Look through the data and write out every line with the word "screenshot" in it.
++++ Data listing
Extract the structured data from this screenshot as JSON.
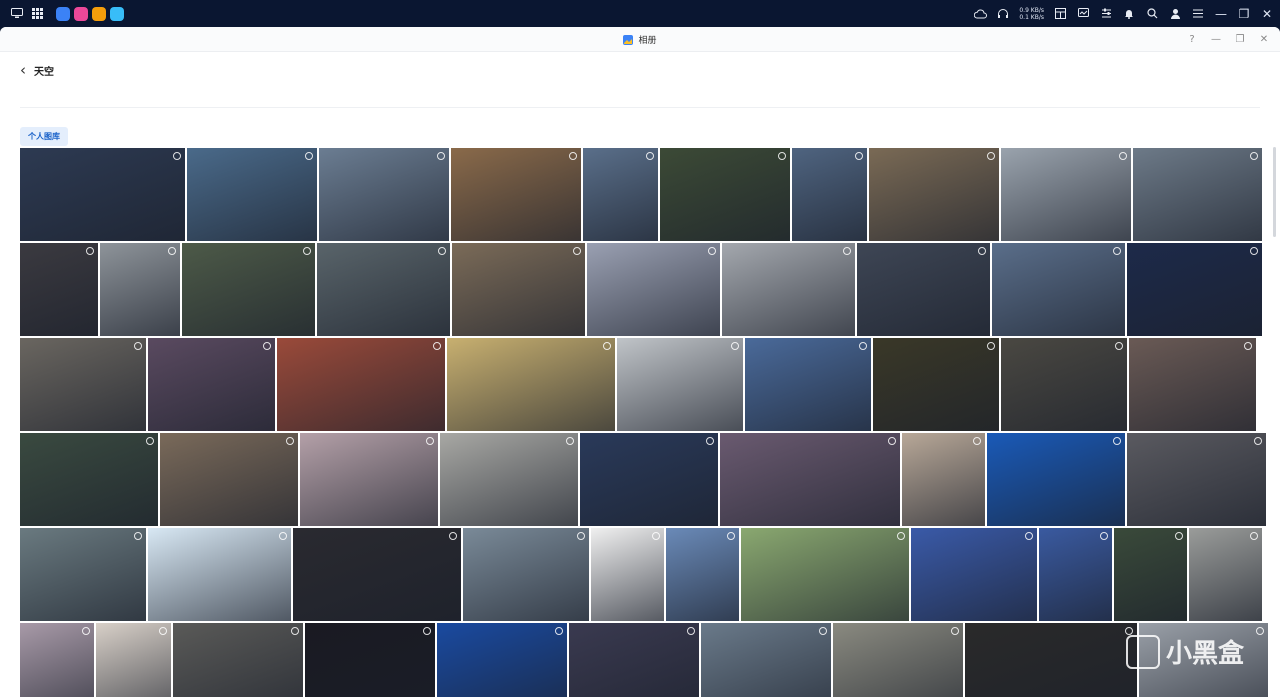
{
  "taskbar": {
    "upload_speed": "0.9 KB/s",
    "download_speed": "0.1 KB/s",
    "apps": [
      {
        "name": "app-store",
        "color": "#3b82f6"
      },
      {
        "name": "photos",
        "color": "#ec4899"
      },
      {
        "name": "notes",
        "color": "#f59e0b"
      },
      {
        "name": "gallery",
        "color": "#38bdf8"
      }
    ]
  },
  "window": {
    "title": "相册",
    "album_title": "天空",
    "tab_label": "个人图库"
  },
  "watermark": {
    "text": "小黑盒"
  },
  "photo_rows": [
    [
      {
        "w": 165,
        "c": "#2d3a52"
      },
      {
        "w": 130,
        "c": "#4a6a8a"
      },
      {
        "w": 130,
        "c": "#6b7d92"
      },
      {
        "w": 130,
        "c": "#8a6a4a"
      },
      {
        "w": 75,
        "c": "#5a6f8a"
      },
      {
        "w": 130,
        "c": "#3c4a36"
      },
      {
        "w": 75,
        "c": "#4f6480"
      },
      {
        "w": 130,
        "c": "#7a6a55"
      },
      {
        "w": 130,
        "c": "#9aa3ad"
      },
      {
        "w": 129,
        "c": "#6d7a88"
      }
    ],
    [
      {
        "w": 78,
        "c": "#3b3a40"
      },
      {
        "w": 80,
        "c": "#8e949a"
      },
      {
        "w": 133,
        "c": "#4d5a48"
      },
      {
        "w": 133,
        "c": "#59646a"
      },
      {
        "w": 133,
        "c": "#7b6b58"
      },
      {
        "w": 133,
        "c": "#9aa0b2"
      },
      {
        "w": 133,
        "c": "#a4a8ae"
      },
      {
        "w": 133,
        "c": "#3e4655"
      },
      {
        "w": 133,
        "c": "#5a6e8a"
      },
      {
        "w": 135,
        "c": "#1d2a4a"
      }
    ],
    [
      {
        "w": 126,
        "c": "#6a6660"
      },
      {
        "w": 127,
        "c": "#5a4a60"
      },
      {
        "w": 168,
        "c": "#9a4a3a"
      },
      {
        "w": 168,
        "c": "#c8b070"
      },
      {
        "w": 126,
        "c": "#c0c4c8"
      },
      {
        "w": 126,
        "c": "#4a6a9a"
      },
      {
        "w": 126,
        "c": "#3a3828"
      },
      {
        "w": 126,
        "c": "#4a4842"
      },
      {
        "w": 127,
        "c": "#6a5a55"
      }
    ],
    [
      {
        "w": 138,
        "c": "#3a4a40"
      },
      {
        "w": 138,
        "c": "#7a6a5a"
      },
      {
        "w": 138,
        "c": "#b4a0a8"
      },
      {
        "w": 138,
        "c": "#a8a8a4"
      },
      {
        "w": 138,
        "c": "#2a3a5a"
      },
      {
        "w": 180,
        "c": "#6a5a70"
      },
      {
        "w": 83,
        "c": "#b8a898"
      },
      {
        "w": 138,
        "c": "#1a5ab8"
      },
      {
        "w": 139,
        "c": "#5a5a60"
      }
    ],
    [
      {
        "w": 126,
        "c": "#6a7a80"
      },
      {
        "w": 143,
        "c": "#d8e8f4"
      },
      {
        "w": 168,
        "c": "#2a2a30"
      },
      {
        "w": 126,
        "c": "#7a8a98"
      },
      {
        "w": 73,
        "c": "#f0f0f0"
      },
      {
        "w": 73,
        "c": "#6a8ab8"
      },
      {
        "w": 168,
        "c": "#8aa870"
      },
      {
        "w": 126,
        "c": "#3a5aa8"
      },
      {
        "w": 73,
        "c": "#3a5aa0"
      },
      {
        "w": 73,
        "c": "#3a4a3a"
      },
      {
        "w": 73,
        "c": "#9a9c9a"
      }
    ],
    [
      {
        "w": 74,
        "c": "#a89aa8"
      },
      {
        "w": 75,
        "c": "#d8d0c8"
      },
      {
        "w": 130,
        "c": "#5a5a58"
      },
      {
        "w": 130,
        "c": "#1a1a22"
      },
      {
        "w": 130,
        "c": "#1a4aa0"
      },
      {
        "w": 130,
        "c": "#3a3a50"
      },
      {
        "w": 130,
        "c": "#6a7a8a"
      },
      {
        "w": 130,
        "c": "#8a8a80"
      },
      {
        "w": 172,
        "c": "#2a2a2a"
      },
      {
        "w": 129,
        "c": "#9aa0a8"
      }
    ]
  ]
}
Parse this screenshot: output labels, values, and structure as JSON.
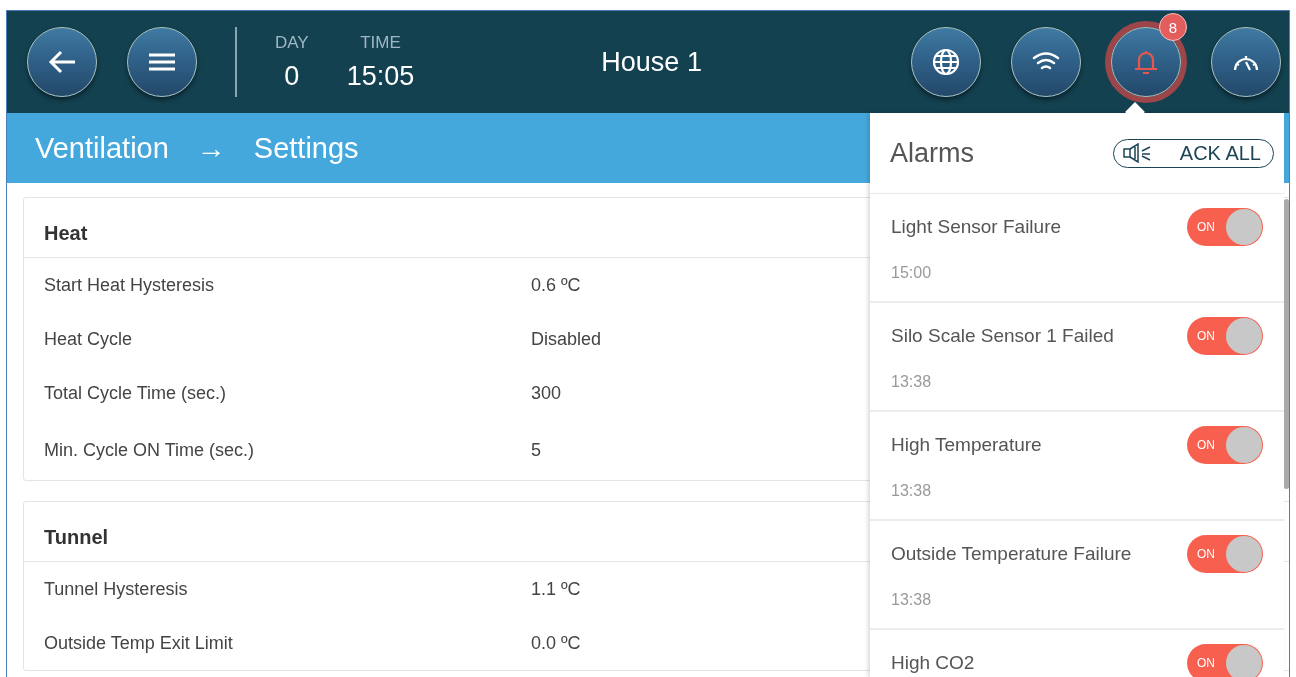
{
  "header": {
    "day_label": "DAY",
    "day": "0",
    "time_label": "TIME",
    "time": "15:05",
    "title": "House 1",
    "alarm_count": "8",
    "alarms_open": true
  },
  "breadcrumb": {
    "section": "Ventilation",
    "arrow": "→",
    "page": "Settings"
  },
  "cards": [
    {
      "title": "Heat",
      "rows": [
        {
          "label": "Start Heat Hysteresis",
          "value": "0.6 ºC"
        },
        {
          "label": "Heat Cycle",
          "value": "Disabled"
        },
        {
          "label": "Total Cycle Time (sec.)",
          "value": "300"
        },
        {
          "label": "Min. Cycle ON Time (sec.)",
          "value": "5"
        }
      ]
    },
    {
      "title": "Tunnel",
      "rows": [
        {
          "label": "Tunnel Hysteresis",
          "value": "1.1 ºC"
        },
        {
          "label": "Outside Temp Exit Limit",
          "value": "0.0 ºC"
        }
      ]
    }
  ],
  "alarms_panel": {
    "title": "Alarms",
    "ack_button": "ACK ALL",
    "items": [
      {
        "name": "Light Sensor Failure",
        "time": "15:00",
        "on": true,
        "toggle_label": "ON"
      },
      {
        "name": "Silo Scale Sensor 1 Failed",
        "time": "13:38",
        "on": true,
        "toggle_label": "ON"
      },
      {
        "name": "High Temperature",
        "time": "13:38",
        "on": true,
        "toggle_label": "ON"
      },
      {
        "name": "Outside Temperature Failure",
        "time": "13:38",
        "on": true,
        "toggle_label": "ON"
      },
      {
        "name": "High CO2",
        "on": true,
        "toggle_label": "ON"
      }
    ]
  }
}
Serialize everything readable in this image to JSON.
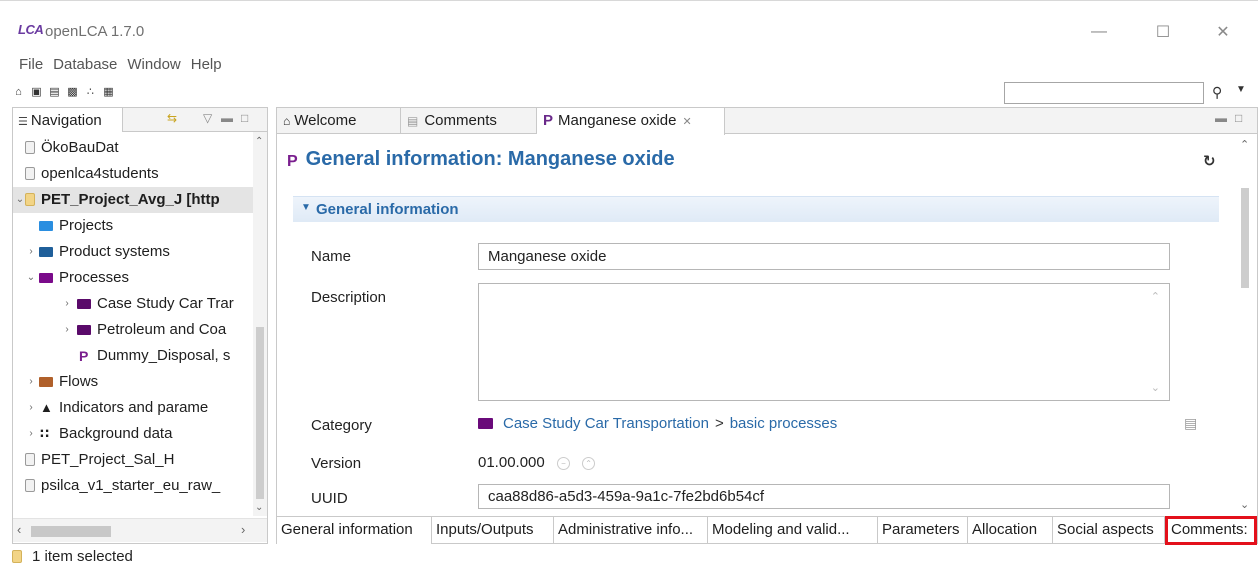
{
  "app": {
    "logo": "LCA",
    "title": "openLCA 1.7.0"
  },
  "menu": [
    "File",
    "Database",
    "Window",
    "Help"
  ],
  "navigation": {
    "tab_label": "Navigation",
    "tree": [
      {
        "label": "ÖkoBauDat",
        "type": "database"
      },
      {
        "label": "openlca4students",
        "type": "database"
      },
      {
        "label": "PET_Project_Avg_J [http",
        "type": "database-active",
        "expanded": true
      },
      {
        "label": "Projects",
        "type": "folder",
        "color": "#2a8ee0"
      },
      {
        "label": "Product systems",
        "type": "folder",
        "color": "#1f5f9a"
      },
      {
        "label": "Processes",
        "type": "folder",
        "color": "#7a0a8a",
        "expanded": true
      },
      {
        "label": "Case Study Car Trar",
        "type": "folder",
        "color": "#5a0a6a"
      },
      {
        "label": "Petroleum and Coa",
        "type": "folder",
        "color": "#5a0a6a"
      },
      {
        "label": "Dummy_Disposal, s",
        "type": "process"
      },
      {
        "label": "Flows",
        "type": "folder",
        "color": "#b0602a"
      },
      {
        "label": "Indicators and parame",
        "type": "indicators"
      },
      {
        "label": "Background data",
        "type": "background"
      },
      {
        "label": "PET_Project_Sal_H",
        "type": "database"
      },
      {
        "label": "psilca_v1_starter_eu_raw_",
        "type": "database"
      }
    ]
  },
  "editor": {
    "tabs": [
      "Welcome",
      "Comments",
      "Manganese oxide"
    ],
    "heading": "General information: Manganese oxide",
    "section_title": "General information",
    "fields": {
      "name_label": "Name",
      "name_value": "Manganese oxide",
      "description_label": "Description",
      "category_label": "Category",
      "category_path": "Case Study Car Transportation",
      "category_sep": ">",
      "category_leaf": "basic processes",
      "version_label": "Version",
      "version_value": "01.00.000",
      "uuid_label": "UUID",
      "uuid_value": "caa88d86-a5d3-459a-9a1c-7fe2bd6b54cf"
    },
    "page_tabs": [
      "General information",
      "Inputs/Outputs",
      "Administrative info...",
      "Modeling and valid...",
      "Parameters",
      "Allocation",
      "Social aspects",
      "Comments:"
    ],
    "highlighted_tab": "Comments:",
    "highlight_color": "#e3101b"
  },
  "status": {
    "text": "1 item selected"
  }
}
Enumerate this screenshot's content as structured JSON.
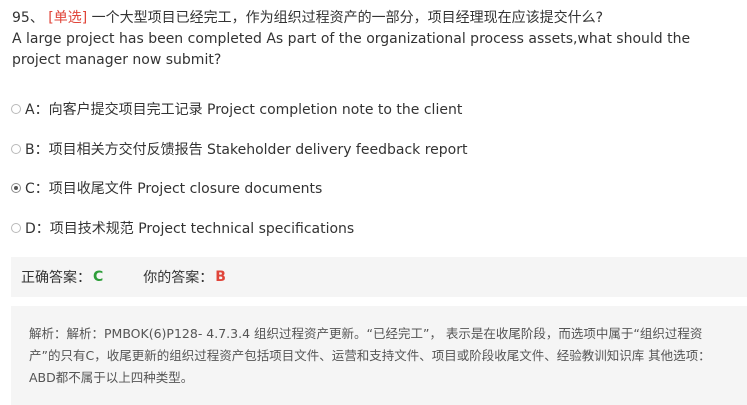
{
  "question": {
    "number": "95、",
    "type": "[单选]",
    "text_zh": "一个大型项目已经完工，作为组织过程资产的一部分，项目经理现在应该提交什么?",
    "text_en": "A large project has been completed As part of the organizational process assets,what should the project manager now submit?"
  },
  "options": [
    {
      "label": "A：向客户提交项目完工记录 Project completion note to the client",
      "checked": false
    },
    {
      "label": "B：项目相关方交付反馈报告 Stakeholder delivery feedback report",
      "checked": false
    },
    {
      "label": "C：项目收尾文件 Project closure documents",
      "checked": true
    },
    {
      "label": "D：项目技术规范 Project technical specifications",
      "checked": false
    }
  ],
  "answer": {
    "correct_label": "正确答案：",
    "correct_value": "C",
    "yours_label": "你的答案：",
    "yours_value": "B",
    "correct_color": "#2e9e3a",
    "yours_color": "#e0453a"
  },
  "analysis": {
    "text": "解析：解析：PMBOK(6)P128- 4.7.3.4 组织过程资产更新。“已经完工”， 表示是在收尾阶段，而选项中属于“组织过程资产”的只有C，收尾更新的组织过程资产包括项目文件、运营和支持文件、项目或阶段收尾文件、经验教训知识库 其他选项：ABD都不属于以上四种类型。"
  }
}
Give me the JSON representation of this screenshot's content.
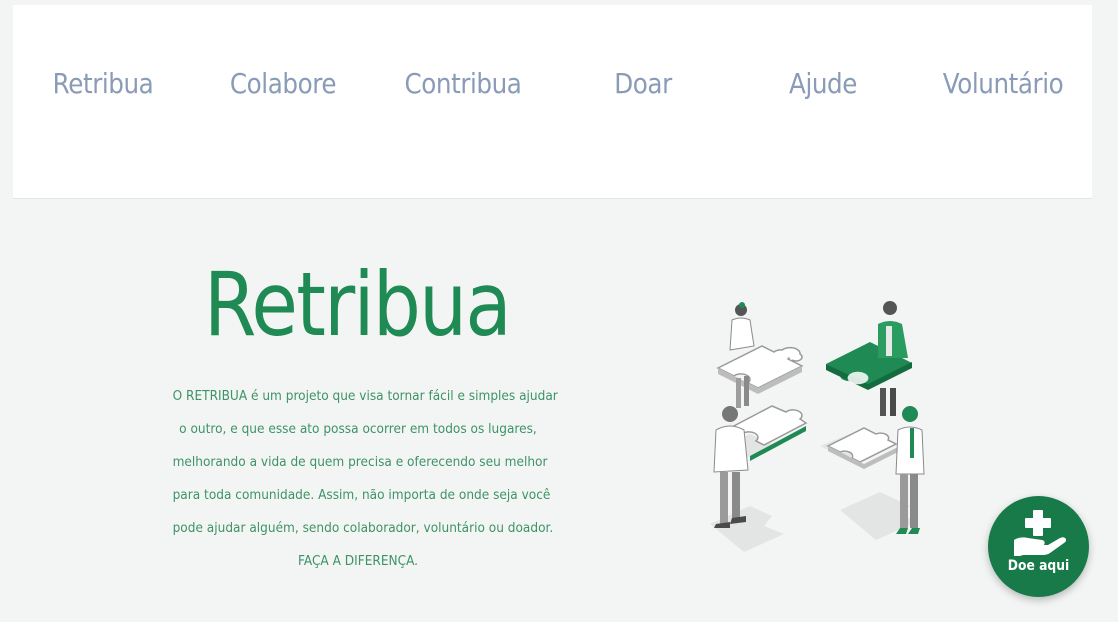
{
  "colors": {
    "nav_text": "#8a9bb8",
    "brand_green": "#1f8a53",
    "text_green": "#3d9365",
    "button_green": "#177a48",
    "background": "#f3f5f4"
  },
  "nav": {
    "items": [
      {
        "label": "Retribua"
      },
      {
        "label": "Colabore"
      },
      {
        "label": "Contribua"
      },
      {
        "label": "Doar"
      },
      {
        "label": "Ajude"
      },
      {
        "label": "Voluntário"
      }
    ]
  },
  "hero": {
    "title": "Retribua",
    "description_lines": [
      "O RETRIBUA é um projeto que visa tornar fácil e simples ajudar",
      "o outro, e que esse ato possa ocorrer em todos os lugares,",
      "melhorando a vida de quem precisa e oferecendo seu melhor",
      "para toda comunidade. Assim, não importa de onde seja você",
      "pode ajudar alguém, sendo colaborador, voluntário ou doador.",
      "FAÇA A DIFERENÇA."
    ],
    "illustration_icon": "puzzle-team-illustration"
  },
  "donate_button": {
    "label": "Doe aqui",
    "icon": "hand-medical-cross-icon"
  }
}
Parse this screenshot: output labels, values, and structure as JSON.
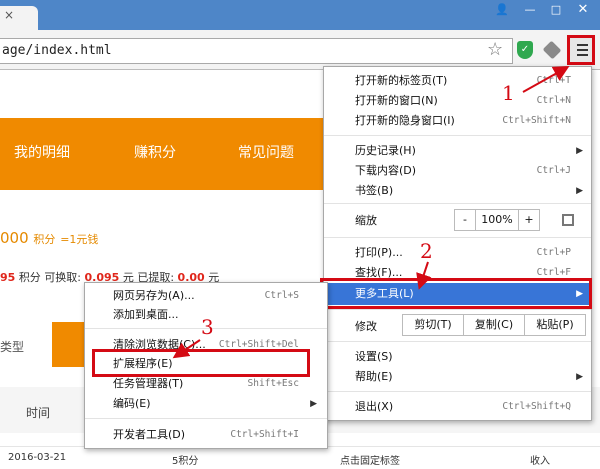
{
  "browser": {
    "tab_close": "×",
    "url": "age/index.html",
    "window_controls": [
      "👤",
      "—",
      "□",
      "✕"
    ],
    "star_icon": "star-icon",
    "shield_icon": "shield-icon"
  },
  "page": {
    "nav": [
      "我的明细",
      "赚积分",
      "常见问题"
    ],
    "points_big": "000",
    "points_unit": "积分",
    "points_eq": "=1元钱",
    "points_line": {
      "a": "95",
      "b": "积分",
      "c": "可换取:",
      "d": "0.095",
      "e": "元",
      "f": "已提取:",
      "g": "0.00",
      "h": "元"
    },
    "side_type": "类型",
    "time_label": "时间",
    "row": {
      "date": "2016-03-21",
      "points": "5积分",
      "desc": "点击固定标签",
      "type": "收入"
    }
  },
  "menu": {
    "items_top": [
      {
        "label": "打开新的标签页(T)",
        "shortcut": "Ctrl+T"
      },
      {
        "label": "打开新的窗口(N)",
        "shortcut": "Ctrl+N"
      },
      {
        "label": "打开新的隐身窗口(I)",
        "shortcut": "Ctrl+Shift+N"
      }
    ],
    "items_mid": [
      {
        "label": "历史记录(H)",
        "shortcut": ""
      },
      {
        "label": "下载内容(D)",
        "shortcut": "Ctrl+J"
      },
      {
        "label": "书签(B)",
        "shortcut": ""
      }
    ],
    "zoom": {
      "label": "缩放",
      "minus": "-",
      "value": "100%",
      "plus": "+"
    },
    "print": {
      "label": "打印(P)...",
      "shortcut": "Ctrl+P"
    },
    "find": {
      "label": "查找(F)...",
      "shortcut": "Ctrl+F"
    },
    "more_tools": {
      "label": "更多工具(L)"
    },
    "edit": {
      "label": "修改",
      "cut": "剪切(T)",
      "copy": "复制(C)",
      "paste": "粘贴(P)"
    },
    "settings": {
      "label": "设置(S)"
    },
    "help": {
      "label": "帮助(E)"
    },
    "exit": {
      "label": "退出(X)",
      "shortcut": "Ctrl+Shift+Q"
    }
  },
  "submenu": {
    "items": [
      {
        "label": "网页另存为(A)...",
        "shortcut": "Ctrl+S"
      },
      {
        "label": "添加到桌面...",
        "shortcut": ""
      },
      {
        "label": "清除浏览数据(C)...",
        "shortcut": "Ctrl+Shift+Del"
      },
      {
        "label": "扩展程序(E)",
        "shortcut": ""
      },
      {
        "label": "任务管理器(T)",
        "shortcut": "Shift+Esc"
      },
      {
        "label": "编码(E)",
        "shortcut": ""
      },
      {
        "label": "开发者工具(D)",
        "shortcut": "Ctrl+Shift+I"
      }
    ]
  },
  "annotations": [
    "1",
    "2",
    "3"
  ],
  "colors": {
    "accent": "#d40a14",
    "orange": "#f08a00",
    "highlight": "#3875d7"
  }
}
++++++++
Solution to this problem:
Extract the structured data from this screenshot as JSON.
Parse this screenshot: output labels, values, and structure as JSON.
Enumerate this screenshot's content as structured JSON.
Give me the JSON representation of this screenshot's content.
Parse this screenshot: output labels, values, and structure as JSON.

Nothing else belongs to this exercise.